■ EXERCISE MATERIAL:
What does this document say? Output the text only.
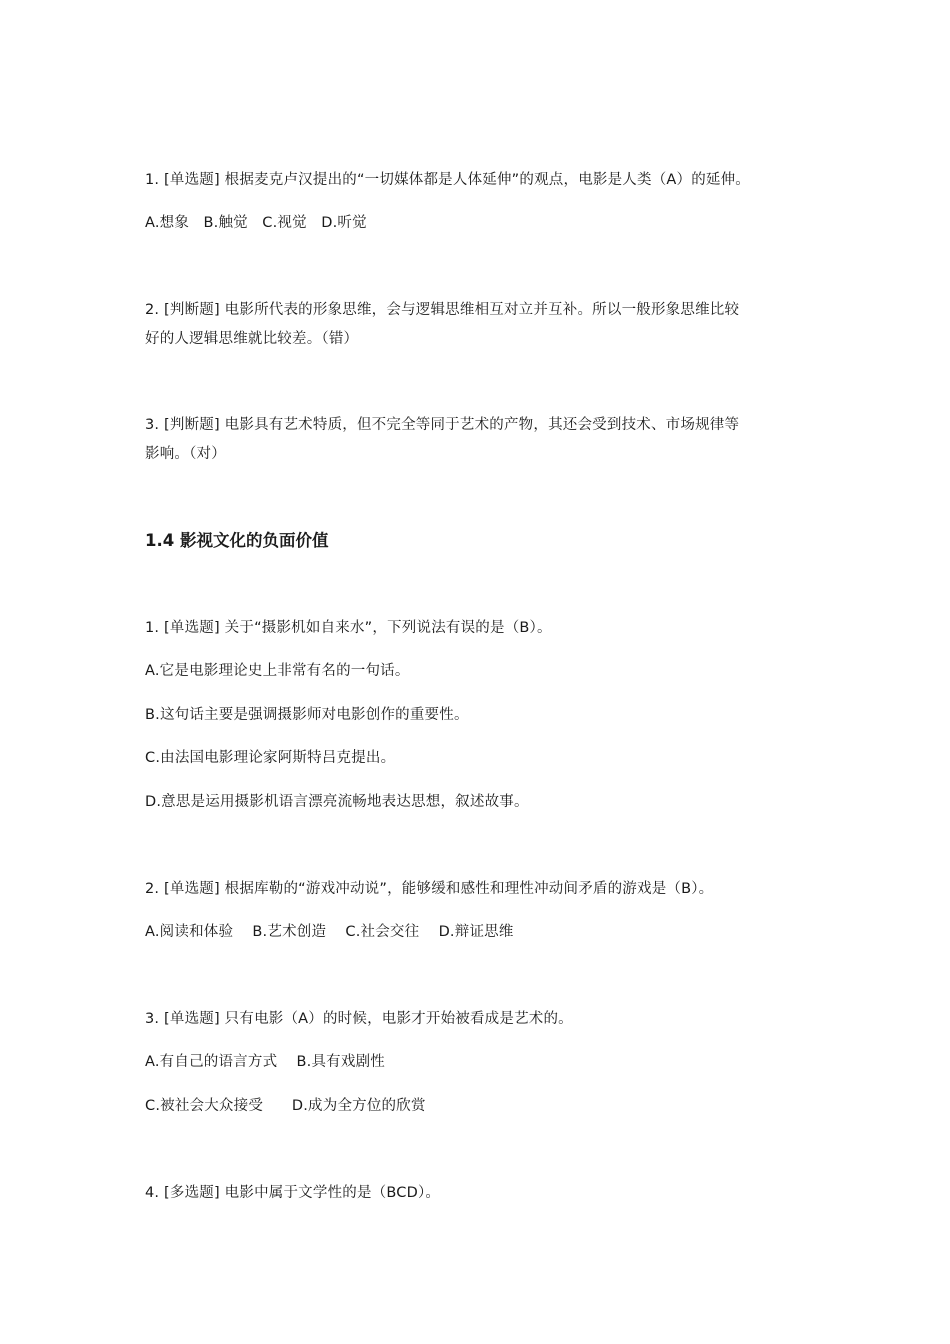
1. [单选题] 根据麦克卢汉提出的“一切媒体都是人体延伸”的观点，电影是人类（A）的延伸。
A.想象   B.触觉   C.视觉   D.听觉
2. [判断题] 电影所代表的形象思维，会与逻辑思维相互对立并互补。所以一般形象思维比较
好的人逻辑思维就比较差。（错）
3. [判断题] 电影具有艺术特质，但不完全等同于艺术的产物，其还会受到技术、市场规律等
影响。（对）
1.4 影视文化的负面价值
1. [单选题] 关于“摄影机如自来水”，下列说法有误的是（B）。
A.它是电影理论史上非常有名的一句话。
B.这句话主要是强调摄影师对电影创作的重要性。
C.由法国电影理论家阿斯特吕克提出。
D.意思是运用摄影机语言漂亮流畅地表达思想，叙述故事。
2. [单选题] 根据库勒的“游戏冲动说”，能够缓和感性和理性冲动间矛盾的游戏是（B）。
A.阅读和体验    B.艺术创造    C.社会交往    D.辩证思维
3. [单选题] 只有电影（A）的时候，电影才开始被看成是艺术的。
A.有自己的语言方式    B.具有戏剧性
C.被社会大众接受      D.成为全方位的欣赏
4. [多选题] 电影中属于文学性的是（BCD）。
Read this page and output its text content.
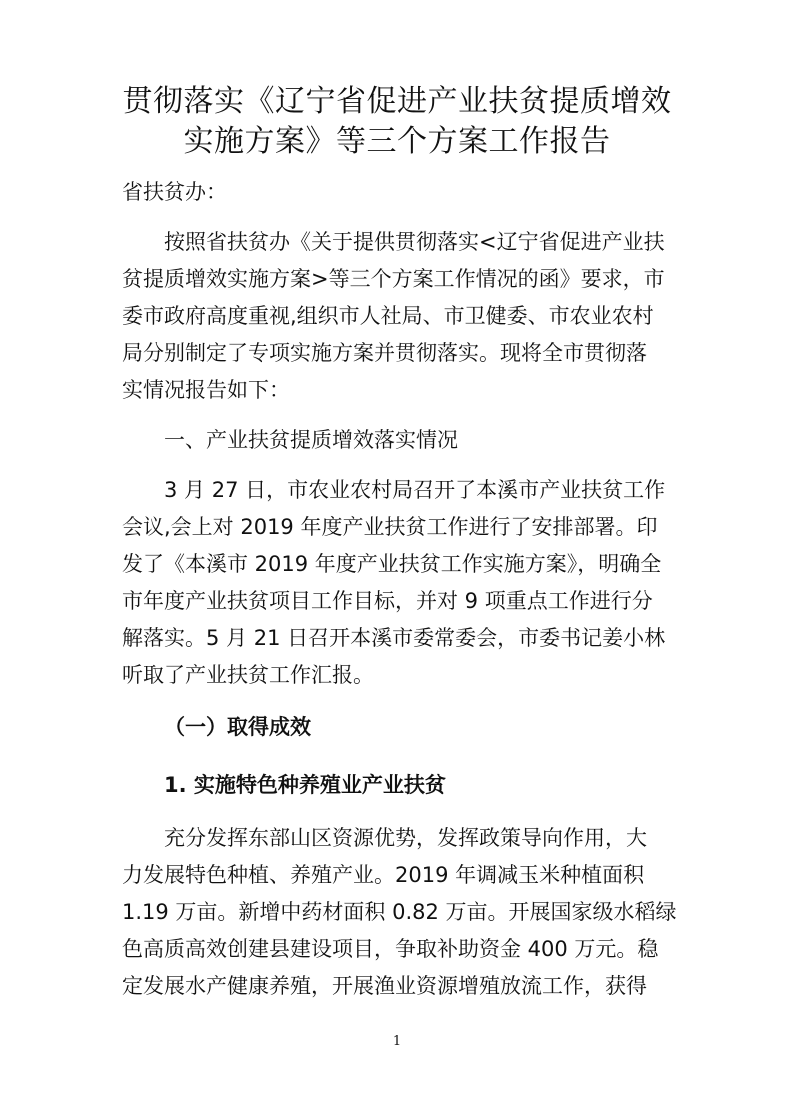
贯彻落实《辽宁省促进产业扶贫提质增效
实施方案》等三个方案工作报告
省扶贫办：
按照省扶贫办《关于提供贯彻落实<辽宁省促进产业扶
贫提质增效实施方案>等三个方案工作情况的函》要求，市
委市政府高度重视,组织市人社局、市卫健委、市农业农村
局分别制定了专项实施方案并贯彻落实。现将全市贯彻落
实情况报告如下：
一、产业扶贫提质增效落实情况
3 月 27 日，市农业农村局召开了本溪市产业扶贫工作
会议,会上对 2019 年度产业扶贫工作进行了安排部署。印
发了《本溪市 2019 年度产业扶贫工作实施方案》，明确全
市年度产业扶贫项目工作目标，并对 9 项重点工作进行分
解落实。5 月 21 日召开本溪市委常委会，市委书记姜小林
听取了产业扶贫工作汇报。
（一）取得成效
1. 实施特色种养殖业产业扶贫
充分发挥东部山区资源优势，发挥政策导向作用，大
力发展特色种植、养殖产业。2019 年调减玉米种植面积
1.19 万亩。新增中药材面积 0.82 万亩。开展国家级水稻绿
色高质高效创建县建设项目，争取补助资金 400 万元。稳
定发展水产健康养殖，开展渔业资源增殖放流工作，获得
1
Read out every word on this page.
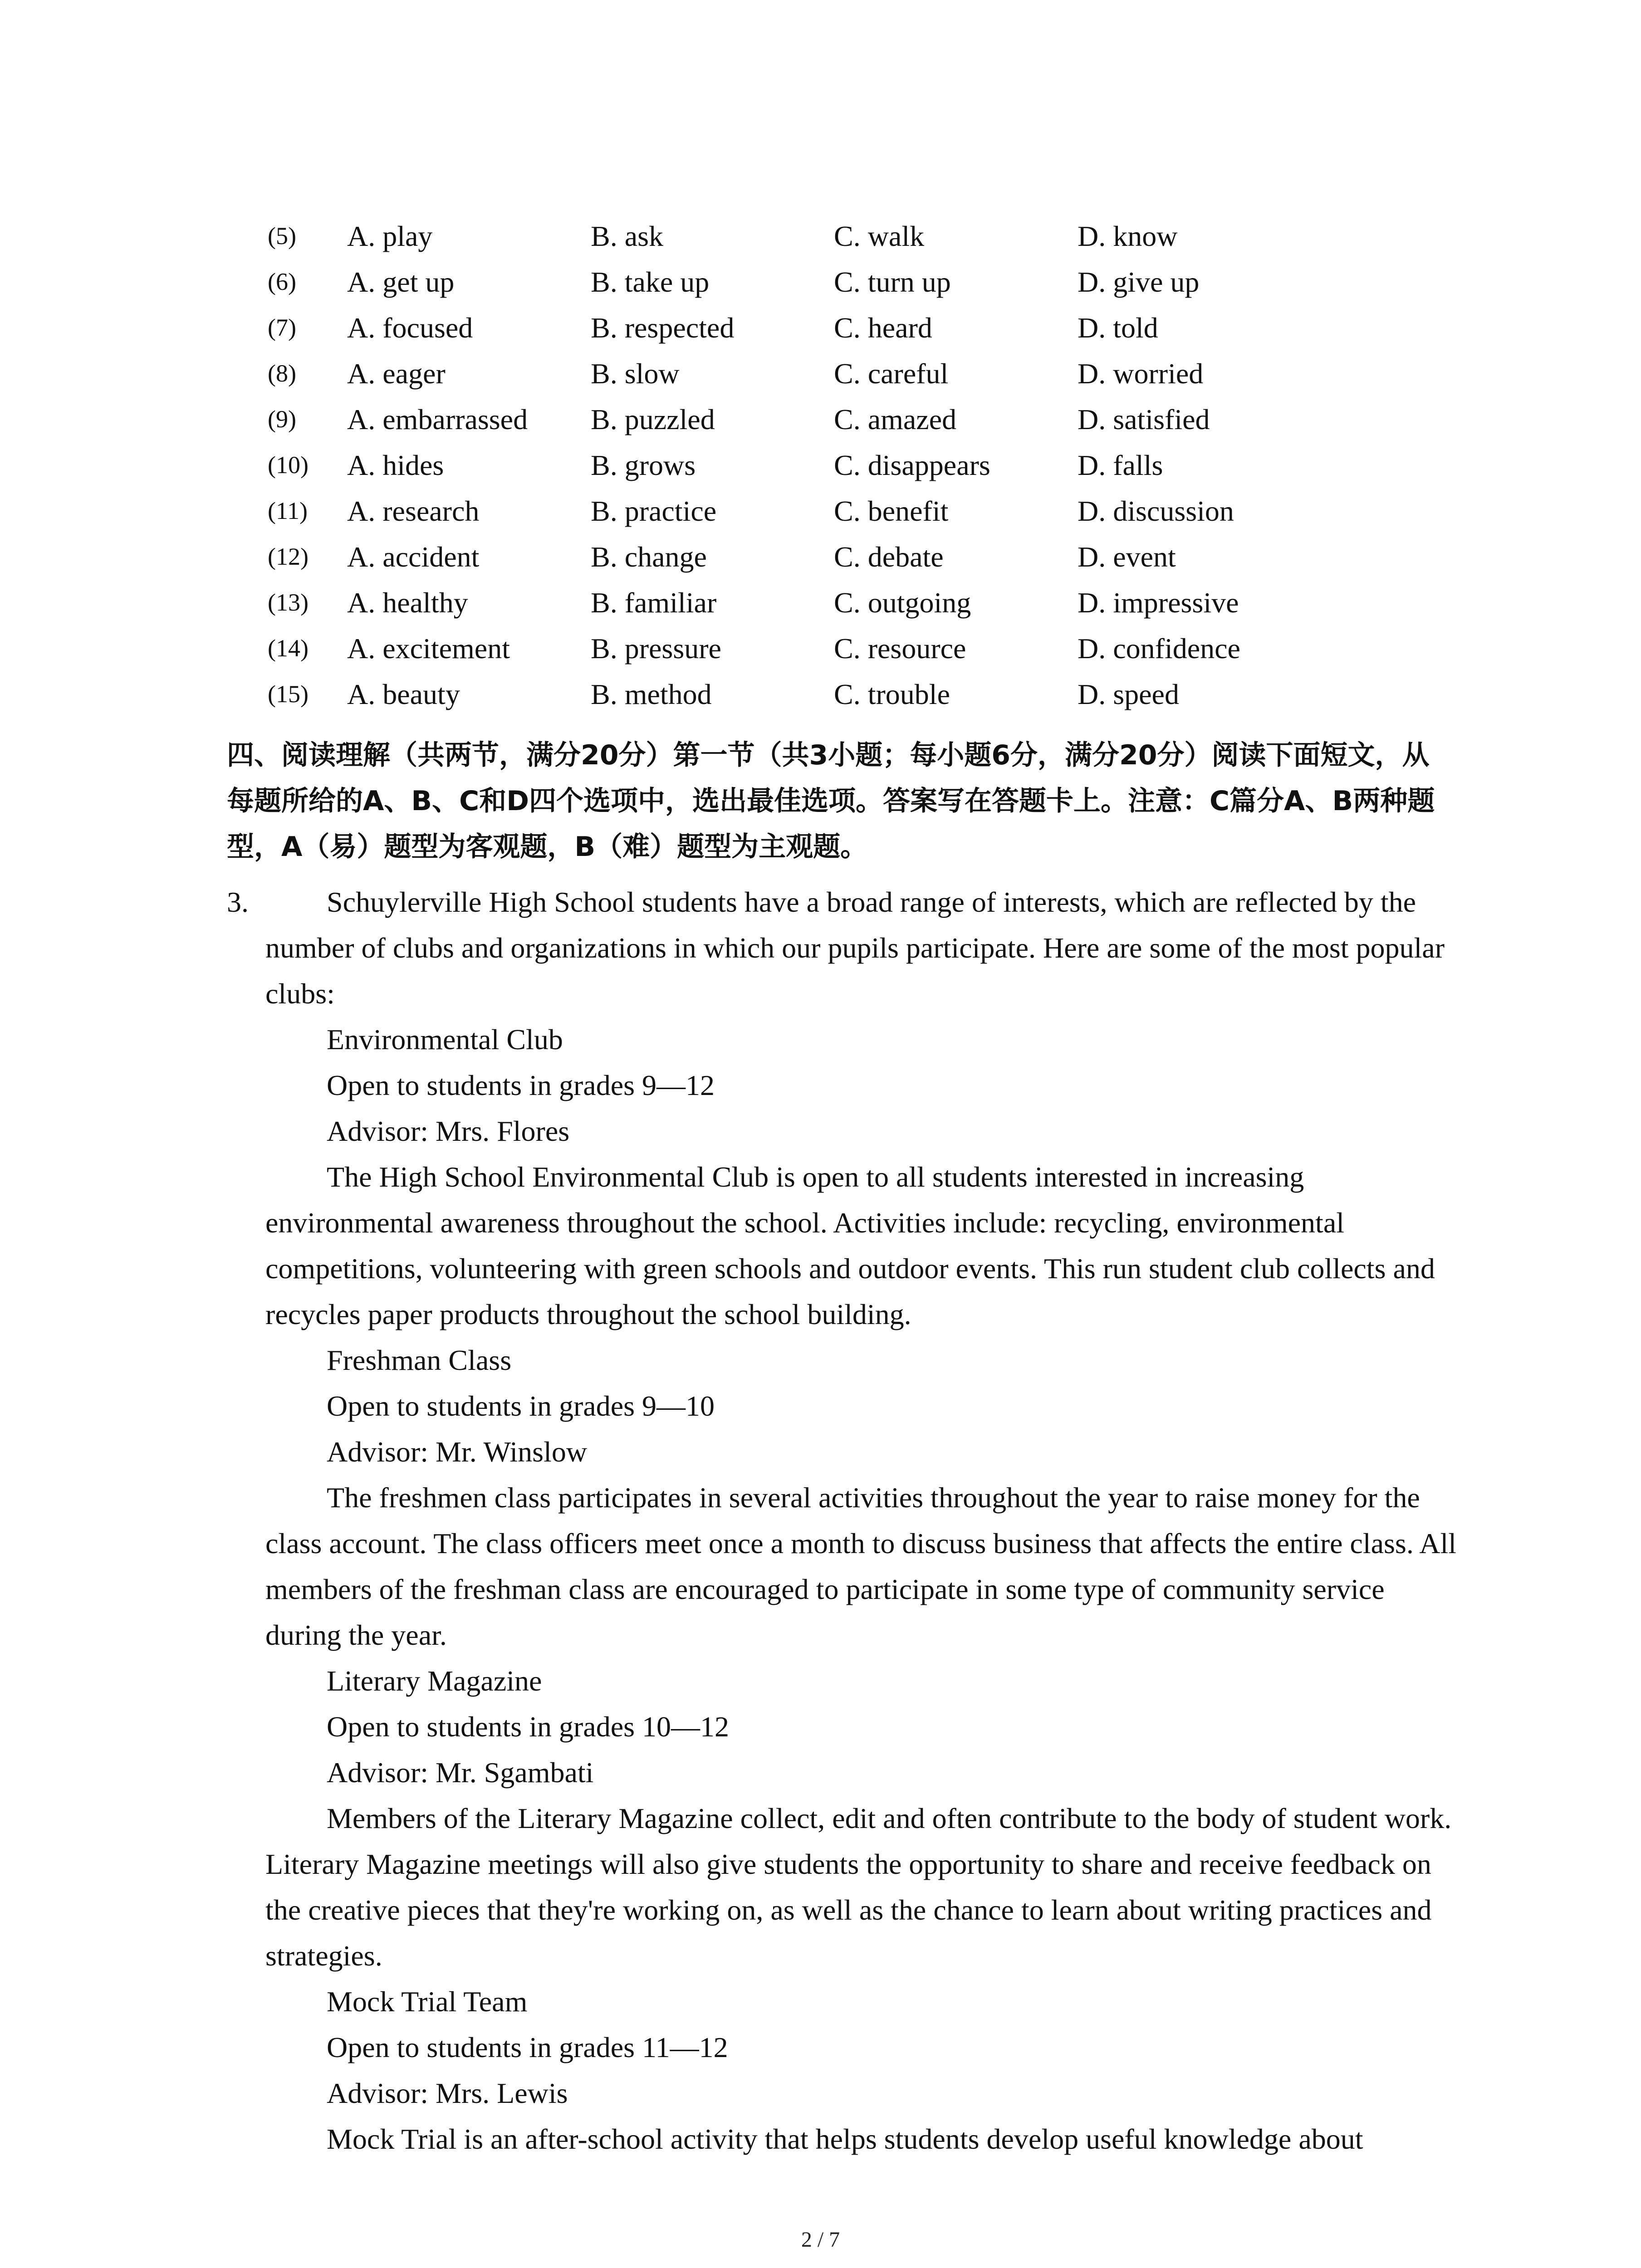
(5) A. play	B. ask	C. walk	D. know
(6) A. get up	B. take up	C. turn up	D. give up
(7) A. focused	B. respected	C. heard	D. told
(8) A. eager	B. slow	C. careful	D. worried
(9) A. embarrassed B. puzzled	C. amazed	D. satisfied
(10) A. hides	B. grows	C. disappears	D. falls
(11) A. research	B. practice	C. benefit	D. discussion
(12) A. accident	B. change	C. debate	D. event
(13) A. healthy	B. familiar	C. outgoing	D. impressive
(14) A. excitement	B. pressure	C. resource	D. confidence
(15) A. beauty	B. method	C. trouble	D. speed
四、阅读理解（共两节，满分20分）第一节（共3小题；每小题6分，满分20分）阅读下面短文，从每题所给的A、B、C和D四个选项中，选出最佳选项。答案写在答题卡上。注意：C篇分A、B两种题型，A（易）题型为客观题，B（难）题型为主观题。
3.	Schuylerville High School students have a broad range of interests, which are reflected by the number of clubs and organizations in which our pupils participate. Here are some of the most popular clubs:
Environmental Club
Open to students in grades 9—12
Advisor: Mrs. Flores
The High School Environmental Club is open to all students interested in increasing environmental awareness throughout the school. Activities include: recycling, environmental competitions, volunteering with green schools and outdoor events. This run student club collects and recycles paper products throughout the school building.
Freshman Class
Open to students in grades 9—10
Advisor: Mr. Winslow
The freshmen class participates in several activities throughout the year to raise money for the class account. The class officers meet once a month to discuss business that affects the entire class. All members of the freshman class are encouraged to participate in some type of community service during the year.
Literary Magazine
Open to students in grades 10—12
Advisor: Mr. Sgambati
Members of the Literary Magazine collect, edit and often contribute to the body of student work. Literary Magazine meetings will also give students the opportunity to share and receive feedback on the creative pieces that they're working on, as well as the chance to learn about writing practices and strategies.
Mock Trial Team
Open to students in grades 11—12
Advisor: Mrs. Lewis
Mock Trial is an after-school activity that helps students develop useful knowledge about
2 / 7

■ DIRECTIONS FOR THIS TASK: Quote the records in full and exactly; skip any image.

■ RESPONSE:
What does this document say? Output the text only.
1. [单选题] 根据麦克卢汉提出的“一切媒体都是人体延伸”的观点，电影是人类（A）的延伸。
A.想象   B.触觉   C.视觉   D.听觉
2. [判断题] 电影所代表的形象思维，会与逻辑思维相互对立并互补。所以一般形象思维比较
好的人逻辑思维就比较差。（错）
3. [判断题] 电影具有艺术特质，但不完全等同于艺术的产物，其还会受到技术、市场规律等
影响。（对）
1.4 影视文化的负面价值
1. [单选题] 关于“摄影机如自来水”，下列说法有误的是（B）。
A.它是电影理论史上非常有名的一句话。
B.这句话主要是强调摄影师对电影创作的重要性。
C.由法国电影理论家阿斯特吕克提出。
D.意思是运用摄影机语言漂亮流畅地表达思想，叙述故事。
2. [单选题] 根据库勒的“游戏冲动说”，能够缓和感性和理性冲动间矛盾的游戏是（B）。
A.阅读和体验    B.艺术创造    C.社会交往    D.辩证思维
3. [单选题] 只有电影（A）的时候，电影才开始被看成是艺术的。
A.有自己的语言方式    B.具有戏剧性
C.被社会大众接受      D.成为全方位的欣赏
4. [多选题] 电影中属于文学性的是（BCD）。
Read this page and output its text content.
贯彻落实《辽宁省促进产业扶贫提质增效
实施方案》等三个方案工作报告
省扶贫办：
按照省扶贫办《关于提供贯彻落实<辽宁省促进产业扶
贫提质增效实施方案>等三个方案工作情况的函》要求，市
委市政府高度重视,组织市人社局、市卫健委、市农业农村
局分别制定了专项实施方案并贯彻落实。现将全市贯彻落
实情况报告如下：
一、产业扶贫提质增效落实情况
3 月 27 日，市农业农村局召开了本溪市产业扶贫工作
会议,会上对 2019 年度产业扶贫工作进行了安排部署。印
发了《本溪市 2019 年度产业扶贫工作实施方案》，明确全
市年度产业扶贫项目工作目标，并对 9 项重点工作进行分
解落实。5 月 21 日召开本溪市委常委会，市委书记姜小林
听取了产业扶贫工作汇报。
（一）取得成效
1. 实施特色种养殖业产业扶贫
充分发挥东部山区资源优势，发挥政策导向作用，大
力发展特色种植、养殖产业。2019 年调减玉米种植面积
1.19 万亩。新增中药材面积 0.82 万亩。开展国家级水稻绿
色高质高效创建县建设项目，争取补助资金 400 万元。稳
定发展水产健康养殖，开展渔业资源增殖放流工作，获得
1
Read out every word on this page.
(5) A. play	B. ask	C. walk	D. know
(6) A. get up	B. take up	C. turn up	D. give up
(7) A. focused	B. respected	C. heard	D. told
(8) A. eager	B. slow	C. careful	D. worried
(9) A. embarrassed B. puzzled	C. amazed	D. satisfied
(10) A. hides	B. grows	C. disappears	D. falls
(11) A. research	B. practice	C. benefit	D. discussion
(12) A. accident	B. change	C. debate	D. event
(13) A. healthy	B. familiar	C. outgoing	D. impressive
(14) A. excitement	B. pressure	C. resource	D. confidence
(15) A. beauty	B. method	C. trouble	D. speed
四、阅读理解（共两节，满分20分）第一节（共3小题；每小题6分，满分20分）阅读下面短文，从每题所给的A、B、C和D四个选项中，选出最佳选项。答案写在答题卡上。注意：C篇分A、B两种题型，A（易）题型为客观题，B（难）题型为主观题。
3.	Schuylerville High School students have a broad range of interests, which are reflected by the number of clubs and organizations in which our pupils participate. Here are some of the most popular clubs:
Environmental Club
Open to students in grades 9—12
Advisor: Mrs. Flores
The High School Environmental Club is open to all students interested in increasing environmental awareness throughout the school. Activities include: recycling, environmental competitions, volunteering with green schools and outdoor events. This run student club collects and recycles paper products throughout the school building.
Freshman Class
Open to students in grades 9—10
Advisor: Mr. Winslow
The freshmen class participates in several activities throughout the year to raise money for the class account. The class officers meet once a month to discuss business that affects the entire class. All members of the freshman class are encouraged to participate in some type of community service during the year.
Literary Magazine
Open to students in grades 10—12
Advisor: Mr. Sgambati
Members of the Literary Magazine collect, edit and often contribute to the body of student work. Literary Magazine meetings will also give students the opportunity to share and receive feedback on the creative pieces that they're working on, as well as the chance to learn about writing practices and strategies.
Mock Trial Team
Open to students in grades 11—12
Advisor: Mrs. Lewis
Mock Trial is an after-school activity that helps students develop useful knowledge about
2 / 7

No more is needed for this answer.